═══ Data records ═══
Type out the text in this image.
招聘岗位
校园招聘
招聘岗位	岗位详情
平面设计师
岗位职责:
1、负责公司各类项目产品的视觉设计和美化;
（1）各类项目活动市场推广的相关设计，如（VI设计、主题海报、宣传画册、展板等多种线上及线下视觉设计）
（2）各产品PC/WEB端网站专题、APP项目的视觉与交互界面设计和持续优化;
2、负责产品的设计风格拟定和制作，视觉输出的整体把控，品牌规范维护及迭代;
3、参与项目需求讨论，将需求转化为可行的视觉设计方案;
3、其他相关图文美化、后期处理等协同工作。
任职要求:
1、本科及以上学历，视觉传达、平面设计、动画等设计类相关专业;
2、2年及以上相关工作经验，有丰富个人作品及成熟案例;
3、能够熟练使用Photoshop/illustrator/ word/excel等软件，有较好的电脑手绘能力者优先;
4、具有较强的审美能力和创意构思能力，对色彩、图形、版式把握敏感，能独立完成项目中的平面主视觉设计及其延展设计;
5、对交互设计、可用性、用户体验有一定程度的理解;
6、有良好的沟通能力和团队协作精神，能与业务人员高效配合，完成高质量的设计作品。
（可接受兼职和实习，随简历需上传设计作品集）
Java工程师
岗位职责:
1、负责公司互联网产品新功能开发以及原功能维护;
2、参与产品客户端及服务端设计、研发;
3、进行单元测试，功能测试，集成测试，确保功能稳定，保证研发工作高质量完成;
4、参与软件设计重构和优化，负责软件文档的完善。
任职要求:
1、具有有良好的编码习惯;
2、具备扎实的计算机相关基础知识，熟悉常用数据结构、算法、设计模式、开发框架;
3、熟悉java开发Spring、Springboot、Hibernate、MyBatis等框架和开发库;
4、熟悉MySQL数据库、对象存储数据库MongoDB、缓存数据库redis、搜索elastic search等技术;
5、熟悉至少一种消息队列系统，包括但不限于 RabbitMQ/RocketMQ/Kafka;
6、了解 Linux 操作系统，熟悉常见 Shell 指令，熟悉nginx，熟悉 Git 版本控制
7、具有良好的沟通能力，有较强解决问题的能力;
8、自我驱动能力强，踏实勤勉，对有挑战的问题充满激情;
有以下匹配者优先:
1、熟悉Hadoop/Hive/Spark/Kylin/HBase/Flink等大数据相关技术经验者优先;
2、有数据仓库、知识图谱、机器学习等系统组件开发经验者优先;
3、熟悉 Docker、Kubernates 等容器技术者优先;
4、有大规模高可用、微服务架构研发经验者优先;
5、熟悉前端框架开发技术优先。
═══
Every line of the data above should be copied exactly.

Exercise solution:
Type out the text in this image.
招聘岗位
校园招聘
招聘岗位	岗位详情
平面设计师
岗位职责:
1、负责公司各类项目产品的视觉设计和美化;
（1）各类项目活动市场推广的相关设计，如（VI设计、主题海报、宣传画册、展板等多种线上及线下视觉设计）
（2）各产品PC/WEB端网站专题、APP项目的视觉与交互界面设计和持续优化;
2、负责产品的设计风格拟定和制作，视觉输出的整体把控，品牌规范维护及迭代;
3、参与项目需求讨论，将需求转化为可行的视觉设计方案;
3、其他相关图文美化、后期处理等协同工作。
任职要求:
1、本科及以上学历，视觉传达、平面设计、动画等设计类相关专业;
2、2年及以上相关工作经验，有丰富个人作品及成熟案例;
3、能够熟练使用Photoshop/illustrator/ word/excel等软件，有较好的电脑手绘能力者优先;
4、具有较强的审美能力和创意构思能力，对色彩、图形、版式把握敏感，能独立完成项目中的平面主视觉设计及其延展设计;
5、对交互设计、可用性、用户体验有一定程度的理解;
6、有良好的沟通能力和团队协作精神，能与业务人员高效配合，完成高质量的设计作品。
（可接受兼职和实习，随简历需上传设计作品集）
Java工程师
岗位职责:
1、负责公司互联网产品新功能开发以及原功能维护;
2、参与产品客户端及服务端设计、研发;
3、进行单元测试，功能测试，集成测试，确保功能稳定，保证研发工作高质量完成;
4、参与软件设计重构和优化，负责软件文档的完善。
任职要求:
1、具有有良好的编码习惯;
2、具备扎实的计算机相关基础知识，熟悉常用数据结构、算法、设计模式、开发框架;
3、熟悉java开发Spring、Springboot、Hibernate、MyBatis等框架和开发库;
4、熟悉MySQL数据库、对象存储数据库MongoDB、缓存数据库redis、搜索elastic search等技术;
5、熟悉至少一种消息队列系统，包括但不限于 RabbitMQ/RocketMQ/Kafka;
6、了解 Linux 操作系统，熟悉常见 Shell 指令，熟悉nginx，熟悉 Git 版本控制
7、具有良好的沟通能力，有较强解决问题的能力;
8、自我驱动能力强，踏实勤勉，对有挑战的问题充满激情;
有以下匹配者优先:
1、熟悉Hadoop/Hive/Spark/Kylin/HBase/Flink等大数据相关技术经验者优先;
2、有数据仓库、知识图谱、机器学习等系统组件开发经验者优先;
3、熟悉 Docker、Kubernates 等容器技术者优先;
4、有大规模高可用、微服务架构研发经验者优先;
5、熟悉前端框架开发技术优先。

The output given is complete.